===== Data lines =====

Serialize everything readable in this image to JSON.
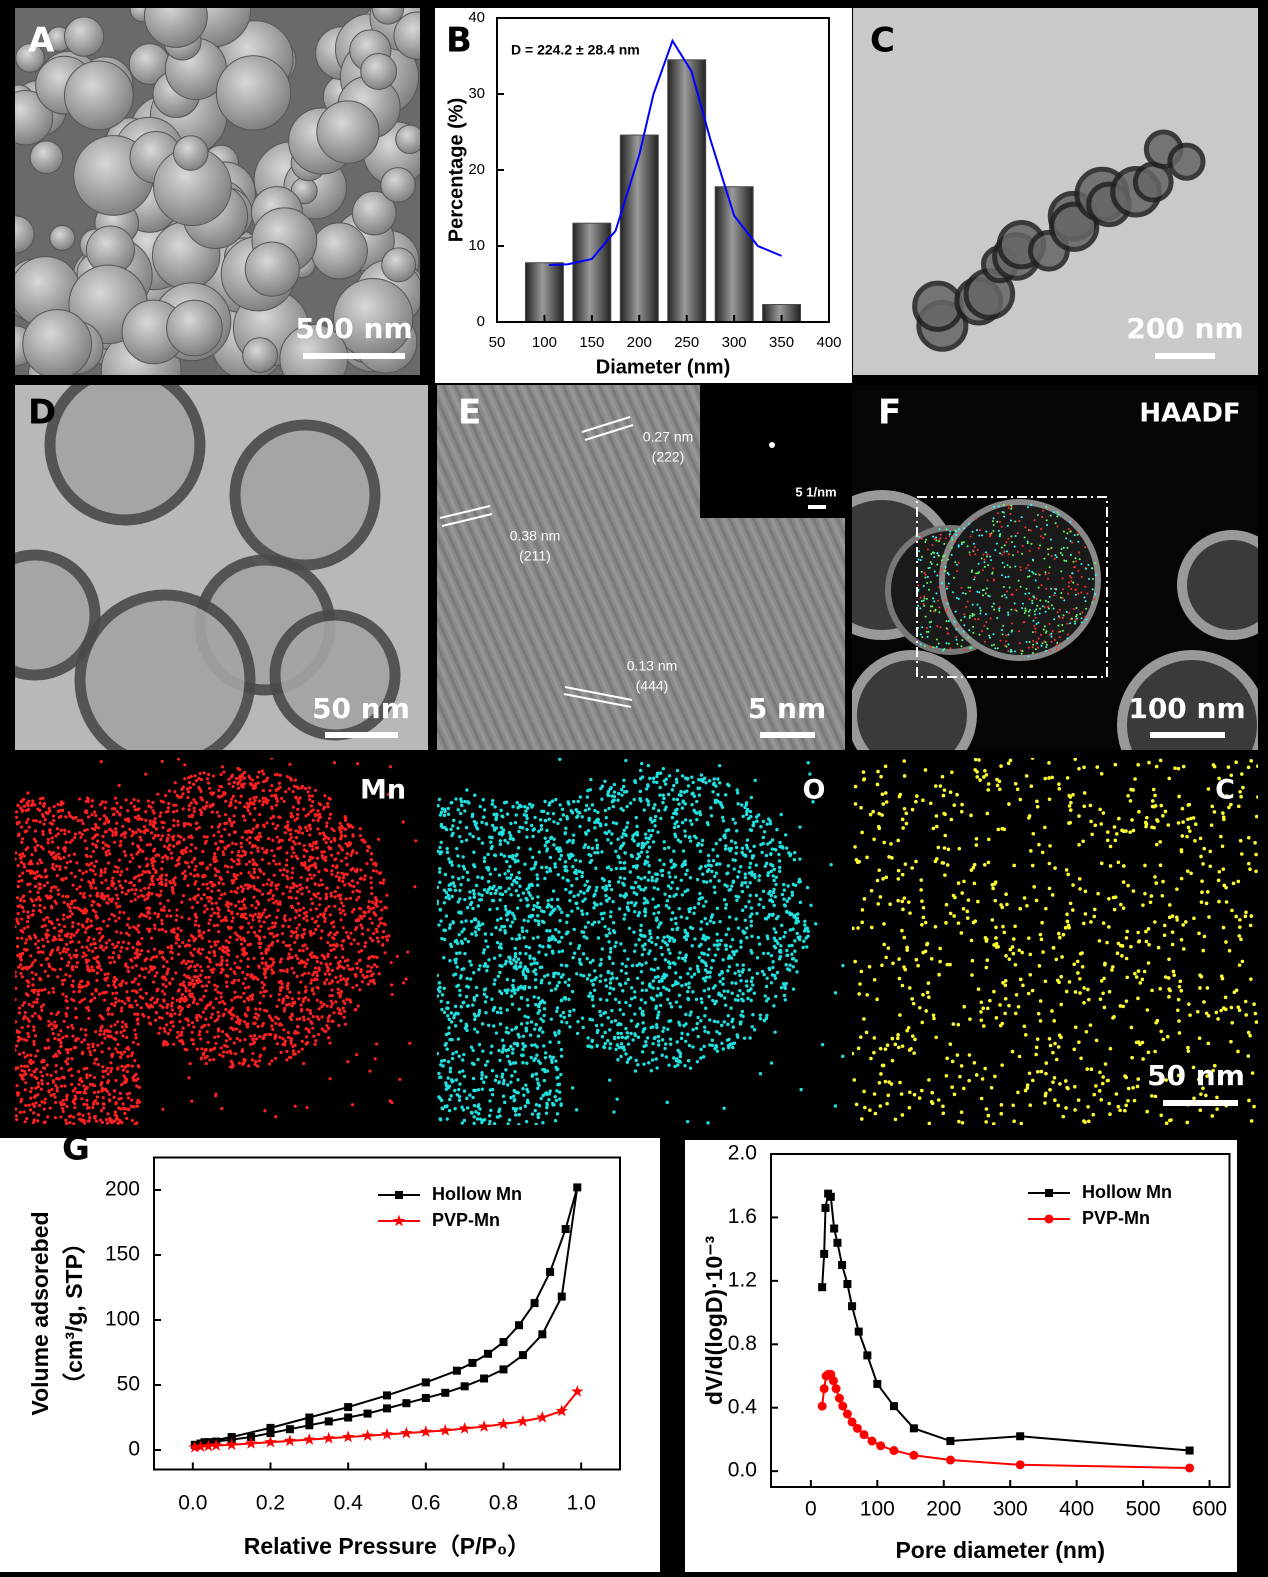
{
  "panels": [
    {
      "label": "A",
      "scale_bar": "500 nm"
    },
    {
      "label": "C",
      "scale_bar": "200 nm"
    },
    {
      "label": "D",
      "scale_bar": "50 nm"
    },
    {
      "label": "E",
      "scale_bar": "5 nm",
      "inset_scale_bar": "5 1/nm",
      "annotations": [
        "0.27 nm",
        "(222)",
        "0.38 nm",
        "(211)",
        "0.13 nm",
        "(444)"
      ]
    },
    {
      "label": "F",
      "scale_bar": "100 nm",
      "detector": "HAADF"
    },
    {
      "elements": [
        "Mn",
        "O",
        "C"
      ],
      "scale_bar": "50 nm"
    }
  ],
  "chart_data": [
    {
      "type": "bar",
      "panel_label": "B",
      "annotation": "D = 224.2 ± 28.4 nm",
      "x_label": "Diameter (nm)",
      "y_label": "Percentage (%)",
      "x": [
        100,
        150,
        200,
        250,
        300,
        350
      ],
      "values": [
        7.8,
        13,
        24.6,
        34.5,
        17.8,
        2.3
      ],
      "color": "#4a4a4a",
      "fit": {
        "color": "#0000ff",
        "x": [
          105,
          125,
          150,
          175,
          200,
          215,
          235,
          255,
          275,
          300,
          325,
          350
        ],
        "values": [
          7.5,
          7.6,
          8.3,
          12,
          22,
          30,
          37,
          33,
          24,
          14,
          10,
          8.7
        ]
      },
      "xlim": [
        50,
        400
      ],
      "xticks": [
        50,
        100,
        150,
        200,
        250,
        300,
        350,
        400
      ],
      "ylim": [
        0,
        40
      ],
      "yticks": [
        0,
        10,
        20,
        30,
        40
      ]
    },
    {
      "type": "line",
      "panel_label": "G",
      "x_label": "Relative Pressure（P/P₀）",
      "y_label": [
        "Volume adsorebed",
        "（cm³/g, STP）"
      ],
      "series": [
        {
          "name": "Hollow Mn",
          "color": "#000000",
          "marker": "square",
          "x": [
            0.005,
            0.02,
            0.04,
            0.06,
            0.1,
            0.15,
            0.2,
            0.25,
            0.3,
            0.35,
            0.4,
            0.45,
            0.5,
            0.55,
            0.6,
            0.65,
            0.7,
            0.75,
            0.8,
            0.85,
            0.9,
            0.95,
            0.99,
            0.96,
            0.92,
            0.88,
            0.84,
            0.8,
            0.76,
            0.72,
            0.68,
            0.6,
            0.5,
            0.4,
            0.3,
            0.2,
            0.1,
            0.03
          ],
          "values": [
            4,
            5,
            6,
            6.5,
            8,
            10,
            13,
            16,
            19,
            22,
            25,
            28,
            32,
            36,
            40,
            44,
            49,
            55,
            62,
            73,
            89,
            118,
            202,
            170,
            137,
            113,
            96,
            83,
            74,
            67,
            61,
            52,
            42,
            33,
            25,
            17,
            10,
            6
          ]
        },
        {
          "name": "PVP-Mn",
          "color": "#ff0000",
          "marker": "star",
          "x": [
            0.005,
            0.02,
            0.04,
            0.06,
            0.1,
            0.15,
            0.2,
            0.25,
            0.3,
            0.35,
            0.4,
            0.45,
            0.5,
            0.55,
            0.6,
            0.65,
            0.7,
            0.75,
            0.8,
            0.85,
            0.9,
            0.95,
            0.99
          ],
          "values": [
            2,
            2.5,
            3,
            3.5,
            4,
            5,
            6,
            7,
            8,
            9,
            10,
            11,
            12,
            13,
            14,
            15,
            16.5,
            18,
            20,
            22,
            25,
            30,
            45
          ]
        }
      ],
      "xlim": [
        -0.1,
        1.1
      ],
      "xticks": [
        {
          "value": 0,
          "label": "0.0"
        },
        0.2,
        0.4,
        0.6,
        0.8,
        {
          "value": 1,
          "label": "1.0"
        }
      ],
      "ylim": [
        -15,
        225
      ],
      "yticks": [
        0,
        50,
        100,
        150,
        200
      ],
      "legend": "upper right"
    },
    {
      "type": "line",
      "x_label": "Pore diameter (nm)",
      "y_label": [
        "dV/d(logD)·10⁻³"
      ],
      "series": [
        {
          "name": "Hollow Mn",
          "color": "#000000",
          "marker": "square",
          "x": [
            17,
            20,
            22,
            26,
            30,
            35,
            40,
            47,
            55,
            62,
            72,
            85,
            100,
            125,
            155,
            210,
            315,
            570
          ],
          "values": [
            1.16,
            1.37,
            1.66,
            1.75,
            1.73,
            1.53,
            1.44,
            1.3,
            1.18,
            1.04,
            0.88,
            0.73,
            0.55,
            0.41,
            0.27,
            0.19,
            0.22,
            0.13
          ]
        },
        {
          "name": "PVP-Mn",
          "color": "#ff0000",
          "marker": "circle",
          "x": [
            17,
            20,
            23,
            26,
            30,
            34,
            38,
            43,
            48,
            55,
            62,
            70,
            80,
            92,
            105,
            125,
            155,
            210,
            315,
            570
          ],
          "values": [
            0.41,
            0.52,
            0.6,
            0.61,
            0.61,
            0.57,
            0.52,
            0.46,
            0.41,
            0.36,
            0.31,
            0.27,
            0.23,
            0.19,
            0.16,
            0.13,
            0.1,
            0.07,
            0.04,
            0.02
          ]
        }
      ],
      "xlim": [
        -60,
        630
      ],
      "xticks": [
        0,
        100,
        200,
        300,
        400,
        500,
        600
      ],
      "ylim": [
        -0.1,
        2.0
      ],
      "yticks": [
        {
          "value": 0,
          "label": "0.0"
        },
        0.4,
        0.8,
        1.2,
        1.6,
        {
          "value": 2,
          "label": "2.0"
        }
      ],
      "legend": "upper right"
    }
  ]
}
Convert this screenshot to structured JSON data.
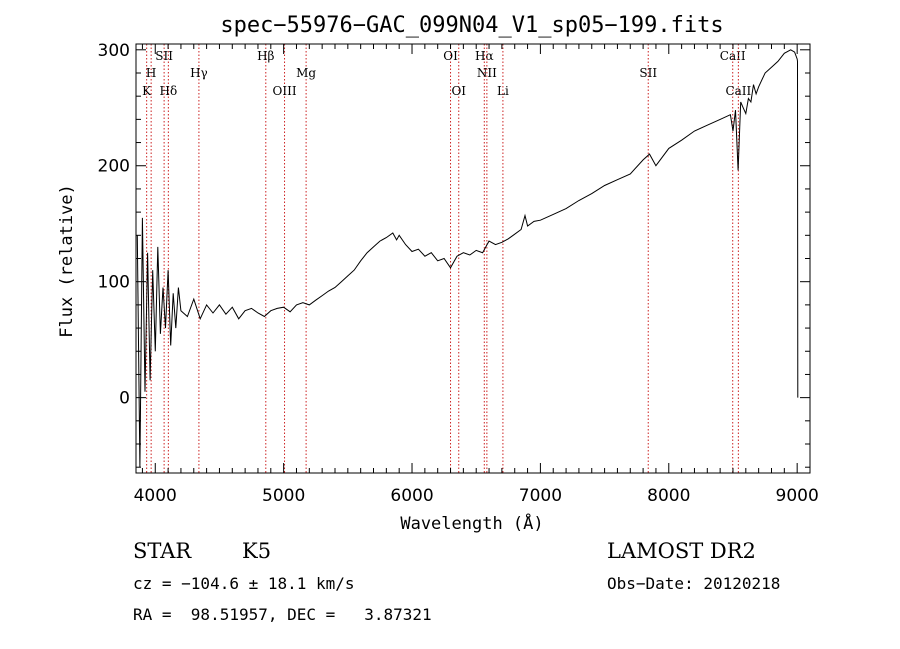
{
  "chart_data": {
    "type": "line",
    "title": "spec−55976−GAC_099N04_V1_sp05−199.fits",
    "xlabel": "Wavelength (Å)",
    "ylabel": "Flux (relative)",
    "xlim": [
      3850,
      9100
    ],
    "ylim": [
      -65,
      305
    ],
    "x_ticks": [
      4000,
      5000,
      6000,
      7000,
      8000,
      9000
    ],
    "y_ticks": [
      0,
      100,
      200,
      300
    ],
    "grid": false,
    "series": [
      {
        "color": "#000000",
        "x": [
          3860,
          3880,
          3900,
          3920,
          3940,
          3960,
          3980,
          4000,
          4020,
          4040,
          4060,
          4080,
          4100,
          4120,
          4140,
          4160,
          4180,
          4200,
          4250,
          4300,
          4350,
          4400,
          4450,
          4500,
          4550,
          4600,
          4650,
          4700,
          4750,
          4800,
          4850,
          4900,
          4950,
          5000,
          5050,
          5100,
          5150,
          5200,
          5250,
          5300,
          5350,
          5400,
          5450,
          5500,
          5550,
          5600,
          5650,
          5700,
          5750,
          5800,
          5850,
          5880,
          5900,
          5950,
          6000,
          6050,
          6100,
          6150,
          6200,
          6250,
          6300,
          6350,
          6400,
          6450,
          6500,
          6550,
          6600,
          6650,
          6700,
          6750,
          6800,
          6850,
          6880,
          6900,
          6950,
          7000,
          7100,
          7200,
          7300,
          7400,
          7500,
          7600,
          7700,
          7800,
          7850,
          7900,
          8000,
          8100,
          8200,
          8300,
          8400,
          8480,
          8500,
          8520,
          8540,
          8560,
          8580,
          8600,
          8620,
          8640,
          8660,
          8680,
          8700,
          8750,
          8800,
          8850,
          8900,
          8950,
          8980,
          9000,
          9003,
          9005
        ],
        "y": [
          140,
          -60,
          155,
          5,
          125,
          15,
          110,
          40,
          130,
          55,
          95,
          60,
          110,
          45,
          90,
          60,
          95,
          75,
          70,
          85,
          68,
          80,
          73,
          80,
          72,
          78,
          68,
          75,
          77,
          73,
          70,
          75,
          77,
          78,
          74,
          80,
          82,
          80,
          84,
          88,
          92,
          95,
          100,
          105,
          110,
          118,
          125,
          130,
          135,
          138,
          142,
          136,
          140,
          132,
          126,
          128,
          122,
          125,
          118,
          120,
          112,
          122,
          125,
          123,
          127,
          125,
          135,
          132,
          134,
          137,
          141,
          145,
          157,
          148,
          152,
          153,
          158,
          163,
          170,
          176,
          183,
          188,
          193,
          205,
          210,
          200,
          215,
          222,
          230,
          235,
          240,
          244,
          230,
          248,
          196,
          255,
          250,
          245,
          258,
          255,
          270,
          262,
          268,
          280,
          285,
          290,
          297,
          300,
          298,
          292,
          290,
          0
        ]
      }
    ],
    "line_markers": [
      {
        "label": "K",
        "wavelength": 3933,
        "row": 2
      },
      {
        "label": "H",
        "wavelength": 3968,
        "row": 1
      },
      {
        "label": "SII",
        "wavelength": 4069,
        "row": 0
      },
      {
        "label": "Hδ",
        "wavelength": 4102,
        "row": 2
      },
      {
        "label": "Hγ",
        "wavelength": 4340,
        "row": 1
      },
      {
        "label": "Hβ",
        "wavelength": 4861,
        "row": 0
      },
      {
        "label": "OIII",
        "wavelength": 5007,
        "row": 2
      },
      {
        "label": "Mg",
        "wavelength": 5175,
        "row": 1
      },
      {
        "label": "OI",
        "wavelength": 6300,
        "row": 0
      },
      {
        "label": "OI",
        "wavelength": 6364,
        "row": 2
      },
      {
        "label": "Hα",
        "wavelength": 6563,
        "row": 0
      },
      {
        "label": "NII",
        "wavelength": 6583,
        "row": 1
      },
      {
        "label": "Li",
        "wavelength": 6708,
        "row": 2
      },
      {
        "label": "SII",
        "wavelength": 7840,
        "row": 1
      },
      {
        "label": "CaII",
        "wavelength": 8498,
        "row": 0
      },
      {
        "label": "CaII",
        "wavelength": 8542,
        "row": 2
      }
    ],
    "marker_color": "#cc2222"
  },
  "info": {
    "object_class": "STAR",
    "subclass": "K5",
    "survey": "LAMOST DR2",
    "redshift_text": "cz = −104.6 ± 18.1 km/s",
    "obs_date_text": "Obs−Date: 20120218",
    "coords_text": "RA =  98.51957, DEC =   3.87321"
  }
}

=====

Problem description: Out of the records, collect only those lines that contain the string "this".

Expected output:
Serialize everything readable in this image to JSON.
Convert this screenshot to structured JSON data.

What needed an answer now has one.